» STATED EXERCISE: Return exactly the lines from the one bearing "Output a JSON" through the last, and no others. Pictures must be left out.

» SUPPLIED INFORMATION:
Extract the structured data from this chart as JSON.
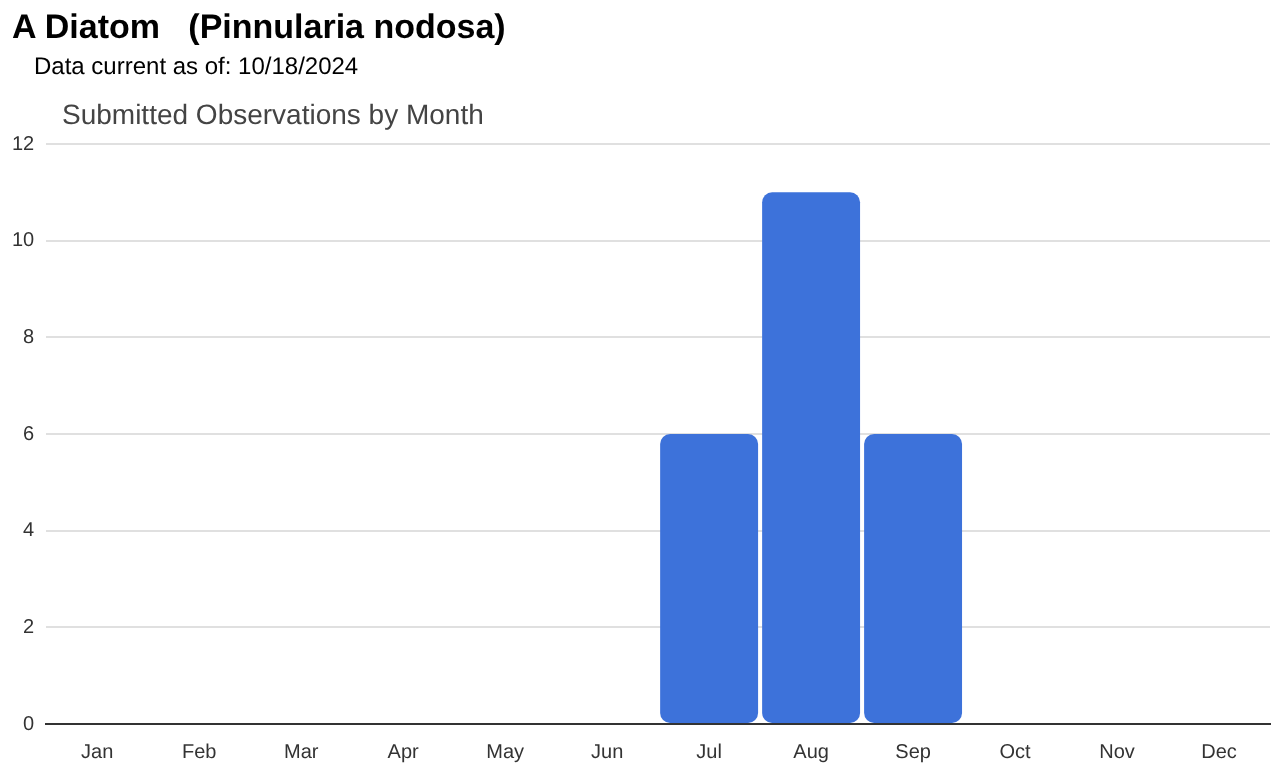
{
  "chart_data": {
    "type": "bar",
    "title": "A Diatom   (Pinnularia nodosa)",
    "subtitle": "Data current as of: 10/18/2024",
    "annotations": [
      "Submitted Observations by Month"
    ],
    "categories": [
      "Jan",
      "Feb",
      "Mar",
      "Apr",
      "May",
      "Jun",
      "Jul",
      "Aug",
      "Sep",
      "Oct",
      "Nov",
      "Dec"
    ],
    "values": [
      0,
      0,
      0,
      0,
      0,
      0,
      6,
      11,
      6,
      0,
      0,
      0
    ],
    "color": "#3d72da",
    "ylim": [
      0,
      12
    ],
    "yticks": [
      0,
      2,
      4,
      6,
      8,
      10,
      12
    ],
    "grid": "y",
    "legend": false
  }
}
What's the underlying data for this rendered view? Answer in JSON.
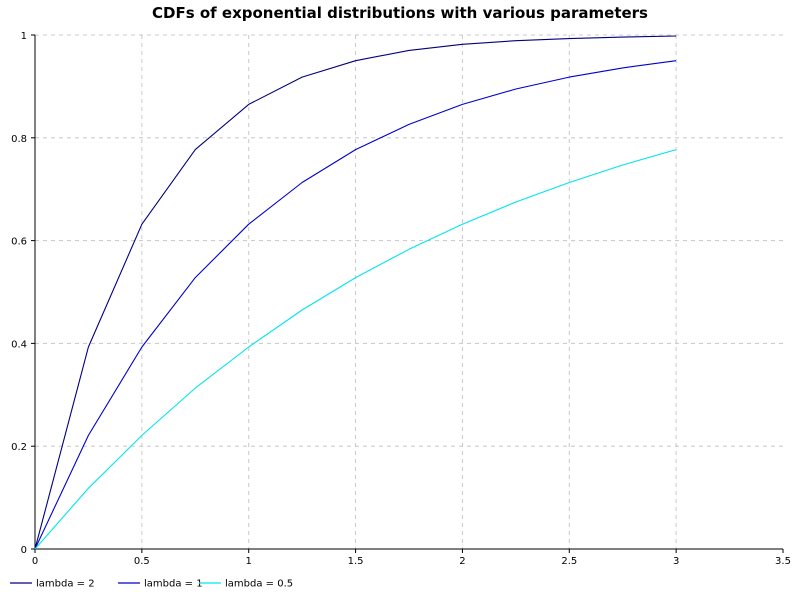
{
  "chart_data": {
    "type": "line",
    "title": "CDFs of exponential distributions with various parameters",
    "xlabel": "",
    "ylabel": "",
    "xlim": [
      0,
      3.5
    ],
    "ylim": [
      0,
      1
    ],
    "x_ticks": [
      "0",
      "0.5",
      "1",
      "1.5",
      "2",
      "2.5",
      "3",
      "3.5"
    ],
    "y_ticks": [
      "0",
      "0.2",
      "0.4",
      "0.6",
      "0.8",
      "1"
    ],
    "grid": true,
    "legend_position": "bottom",
    "x": [
      0,
      0.25,
      0.5,
      0.75,
      1,
      1.25,
      1.5,
      1.75,
      2,
      2.25,
      2.5,
      2.75,
      3
    ],
    "series": [
      {
        "name": "lambda = 2",
        "color": "#000080",
        "values": [
          0,
          0.393,
          0.632,
          0.777,
          0.865,
          0.918,
          0.95,
          0.97,
          0.982,
          0.989,
          0.993,
          0.996,
          0.998
        ]
      },
      {
        "name": "lambda = 1",
        "color": "#0000cc",
        "values": [
          0,
          0.221,
          0.393,
          0.528,
          0.632,
          0.713,
          0.777,
          0.826,
          0.865,
          0.895,
          0.918,
          0.936,
          0.95
        ]
      },
      {
        "name": "lambda = 0.5",
        "color": "#00e5ee",
        "values": [
          0,
          0.118,
          0.221,
          0.313,
          0.393,
          0.465,
          0.528,
          0.583,
          0.632,
          0.675,
          0.713,
          0.747,
          0.777
        ]
      }
    ]
  }
}
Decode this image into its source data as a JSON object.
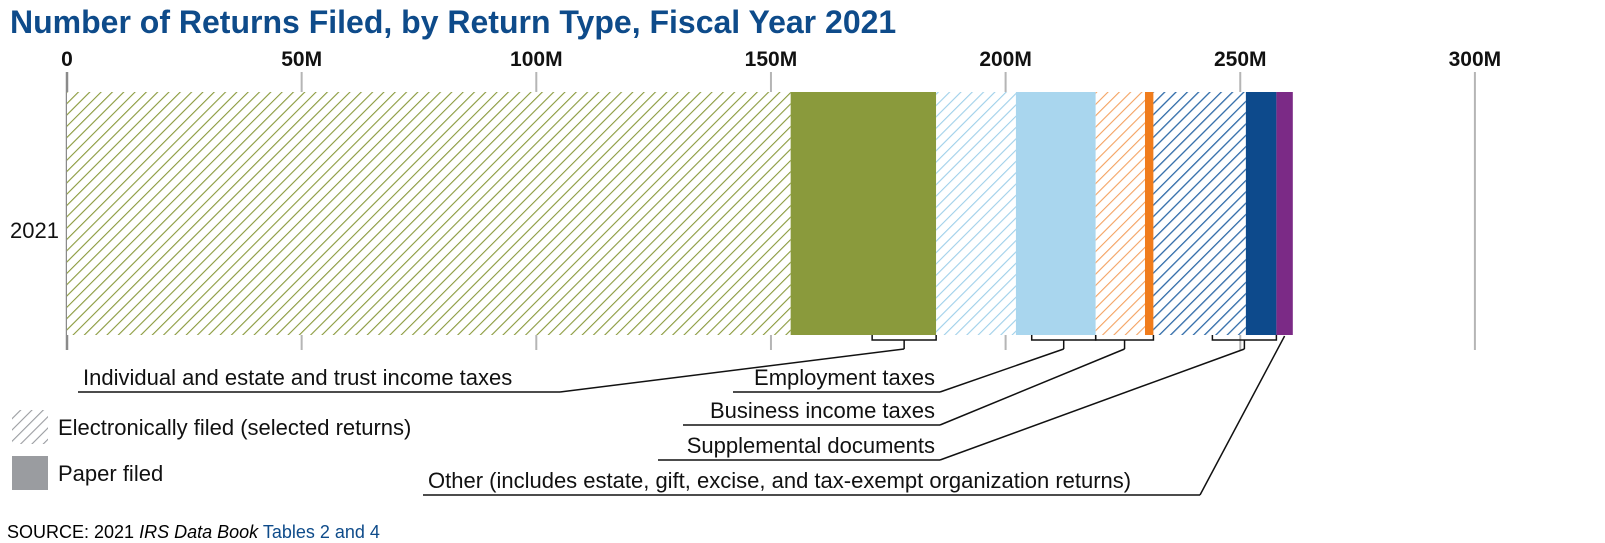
{
  "chart_data": {
    "type": "bar",
    "orientation": "horizontal",
    "stacked": true,
    "title": "Number of Returns Filed, by Return Type, Fiscal Year 2021",
    "categories": [
      "2021"
    ],
    "xlim": [
      0,
      300000000
    ],
    "x_ticks": [
      {
        "value": 0,
        "label": "0"
      },
      {
        "value": 50000000,
        "label": "50M"
      },
      {
        "value": 100000000,
        "label": "100M"
      },
      {
        "value": 150000000,
        "label": "150M"
      },
      {
        "value": 200000000,
        "label": "200M"
      },
      {
        "value": 250000000,
        "label": "250M"
      },
      {
        "value": 300000000,
        "label": "300M"
      }
    ],
    "grid": true,
    "series": [
      {
        "group": "Individual and estate and trust income taxes",
        "method": "electronic",
        "values": [
          154200000
        ],
        "color": "#8a9a3c"
      },
      {
        "group": "Individual and estate and trust income taxes",
        "method": "paper",
        "values": [
          31000000
        ],
        "color": "#8a9a3c"
      },
      {
        "group": "Employment taxes",
        "method": "electronic",
        "values": [
          17000000
        ],
        "color": "#9fd0ea"
      },
      {
        "group": "Employment taxes",
        "method": "paper",
        "values": [
          17000000
        ],
        "color": "#a9d6ee"
      },
      {
        "group": "Business income taxes",
        "method": "electronic",
        "values": [
          10500000
        ],
        "color": "#f4a261"
      },
      {
        "group": "Business income taxes",
        "method": "paper",
        "values": [
          1800000
        ],
        "color": "#f07c1c"
      },
      {
        "group": "Supplemental documents",
        "method": "electronic",
        "values": [
          19700000
        ],
        "color": "#2e6aa8"
      },
      {
        "group": "Supplemental documents",
        "method": "paper",
        "values": [
          6500000
        ],
        "color": "#0d4a8c"
      },
      {
        "group": "Other (includes estate, gift, excise, and tax-exempt organization returns)",
        "method": "total",
        "values": [
          3500000
        ],
        "color": "#7b2a86"
      }
    ],
    "annotations": [
      "Individual and estate and trust income taxes",
      "Employment taxes",
      "Business income taxes",
      "Supplemental documents",
      "Other (includes estate, gift, excise, and tax-exempt organization returns)"
    ],
    "legend": {
      "placement": "bottom-left",
      "items": [
        {
          "label": "Electronically filed (selected returns)",
          "style": "hatched",
          "color": "#9a9ca0"
        },
        {
          "label": "Paper filed",
          "style": "solid",
          "color": "#9a9ca0"
        }
      ]
    }
  },
  "source": {
    "prefix": "SOURCE: 2021 ",
    "italic": "IRS Data Book",
    "link": "Tables 2 and 4"
  }
}
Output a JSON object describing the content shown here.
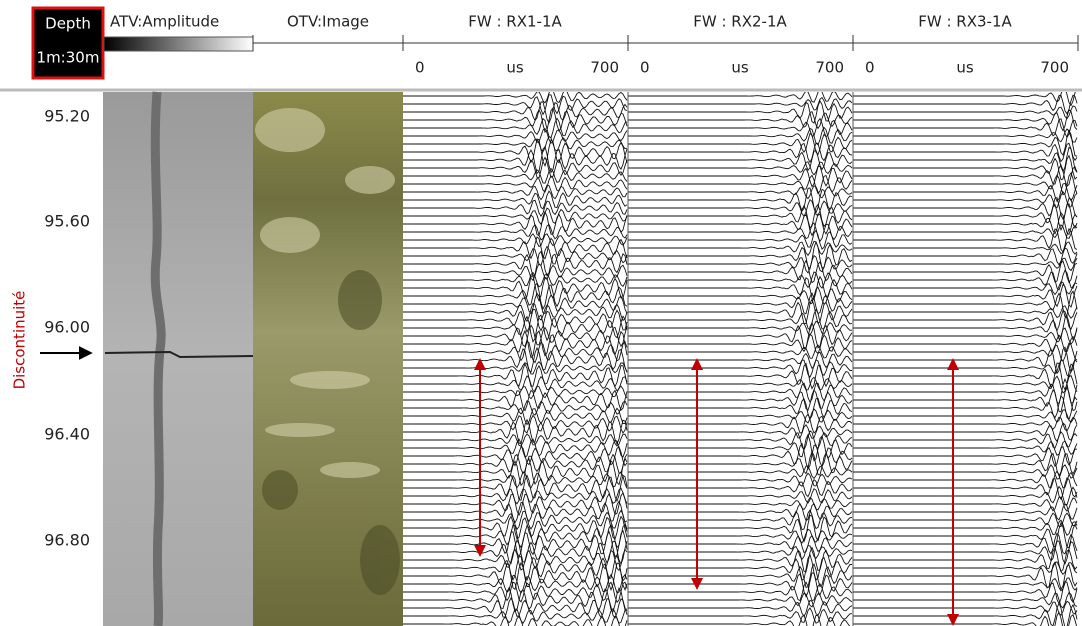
{
  "header": {
    "depth": {
      "title": "Depth",
      "scale": "1m:30m"
    },
    "tracks": [
      {
        "title": "ATV:Amplitude"
      },
      {
        "title": "OTV:Image"
      },
      {
        "title": "FW : RX1-1A",
        "scale": [
          "0",
          "us",
          "700"
        ]
      },
      {
        "title": "FW : RX2-1A",
        "scale": [
          "0",
          "us",
          "700"
        ]
      },
      {
        "title": "FW : RX3-1A",
        "scale": [
          "0",
          "us",
          "700"
        ]
      }
    ]
  },
  "depth_labels": [
    "95.20",
    "95.60",
    "96.00",
    "96.40",
    "96.80"
  ],
  "annotation": "Discontinuité"
}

» FINAL RESULT:
Output a JSON object describing the content shown here.
{
  "header": {
    "depth": {
      "title": "Depth",
      "scale": "1m:30m"
    },
    "tracks": [
      {
        "title": "ATV:Amplitude"
      },
      {
        "title": "OTV:Image"
      },
      {
        "title": "FW : RX1-1A",
        "scale": [
          "0",
          "us",
          "700"
        ]
      },
      {
        "title": "FW : RX2-1A",
        "scale": [
          "0",
          "us",
          "700"
        ]
      },
      {
        "title": "FW : RX3-1A",
        "scale": [
          "0",
          "us",
          "700"
        ]
      }
    ]
  },
  "depth_labels": [
    "95.20",
    "95.60",
    "96.00",
    "96.40",
    "96.80"
  ],
  "annotation": "Discontinuité"
}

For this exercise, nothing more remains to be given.